## Challenge
Report the count of lines that carry the string "一般资料", and add nothing.

──────

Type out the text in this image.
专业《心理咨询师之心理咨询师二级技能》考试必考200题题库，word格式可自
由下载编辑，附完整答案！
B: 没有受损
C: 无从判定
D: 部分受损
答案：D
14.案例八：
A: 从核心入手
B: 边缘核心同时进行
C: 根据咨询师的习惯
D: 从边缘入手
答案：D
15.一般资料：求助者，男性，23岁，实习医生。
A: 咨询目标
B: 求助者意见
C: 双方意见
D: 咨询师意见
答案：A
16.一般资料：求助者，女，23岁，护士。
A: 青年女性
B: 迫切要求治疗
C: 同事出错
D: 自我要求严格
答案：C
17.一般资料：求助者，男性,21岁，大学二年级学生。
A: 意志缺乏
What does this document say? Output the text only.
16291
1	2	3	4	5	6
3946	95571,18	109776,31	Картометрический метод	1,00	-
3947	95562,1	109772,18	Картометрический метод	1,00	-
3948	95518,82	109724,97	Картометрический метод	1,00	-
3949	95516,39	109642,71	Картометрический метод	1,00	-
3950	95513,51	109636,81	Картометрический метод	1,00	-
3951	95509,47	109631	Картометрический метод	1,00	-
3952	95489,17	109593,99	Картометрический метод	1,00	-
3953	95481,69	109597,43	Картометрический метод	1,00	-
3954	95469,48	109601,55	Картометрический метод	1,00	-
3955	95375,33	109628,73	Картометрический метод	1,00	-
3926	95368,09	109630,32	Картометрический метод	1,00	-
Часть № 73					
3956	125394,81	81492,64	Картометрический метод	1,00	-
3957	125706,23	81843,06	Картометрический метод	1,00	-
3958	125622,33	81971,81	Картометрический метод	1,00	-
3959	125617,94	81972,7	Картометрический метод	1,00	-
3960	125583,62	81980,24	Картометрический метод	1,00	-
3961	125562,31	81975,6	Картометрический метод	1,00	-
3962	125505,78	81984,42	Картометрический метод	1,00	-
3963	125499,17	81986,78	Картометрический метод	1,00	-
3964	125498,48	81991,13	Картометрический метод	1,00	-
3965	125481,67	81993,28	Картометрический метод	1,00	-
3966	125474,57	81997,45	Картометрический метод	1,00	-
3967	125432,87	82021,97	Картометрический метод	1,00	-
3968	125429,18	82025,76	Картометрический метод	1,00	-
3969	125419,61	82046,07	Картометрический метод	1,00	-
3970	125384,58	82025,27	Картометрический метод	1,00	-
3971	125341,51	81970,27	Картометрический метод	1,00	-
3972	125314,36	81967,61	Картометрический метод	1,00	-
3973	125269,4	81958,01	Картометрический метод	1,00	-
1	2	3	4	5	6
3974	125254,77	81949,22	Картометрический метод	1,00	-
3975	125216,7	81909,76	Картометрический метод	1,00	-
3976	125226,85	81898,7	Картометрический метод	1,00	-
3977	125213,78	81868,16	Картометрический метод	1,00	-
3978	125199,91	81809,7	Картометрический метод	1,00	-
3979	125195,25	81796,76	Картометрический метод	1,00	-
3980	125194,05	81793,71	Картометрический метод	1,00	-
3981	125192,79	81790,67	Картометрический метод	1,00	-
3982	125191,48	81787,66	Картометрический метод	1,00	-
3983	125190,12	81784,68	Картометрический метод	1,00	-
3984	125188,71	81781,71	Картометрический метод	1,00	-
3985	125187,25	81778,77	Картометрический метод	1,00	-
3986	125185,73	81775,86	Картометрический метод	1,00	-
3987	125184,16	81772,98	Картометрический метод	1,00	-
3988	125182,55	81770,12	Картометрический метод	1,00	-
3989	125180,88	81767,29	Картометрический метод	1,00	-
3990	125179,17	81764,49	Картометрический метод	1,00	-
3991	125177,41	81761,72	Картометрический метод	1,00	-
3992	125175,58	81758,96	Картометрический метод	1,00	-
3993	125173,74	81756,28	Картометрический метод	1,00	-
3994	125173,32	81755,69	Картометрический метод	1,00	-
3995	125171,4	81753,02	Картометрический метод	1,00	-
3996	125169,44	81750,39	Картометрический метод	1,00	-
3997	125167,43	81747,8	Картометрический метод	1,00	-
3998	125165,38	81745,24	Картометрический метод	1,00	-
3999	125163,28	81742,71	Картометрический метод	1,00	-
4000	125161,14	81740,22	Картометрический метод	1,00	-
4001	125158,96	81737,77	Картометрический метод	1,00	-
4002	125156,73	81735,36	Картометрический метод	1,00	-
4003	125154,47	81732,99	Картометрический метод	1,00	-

──────

## Exercise answer
3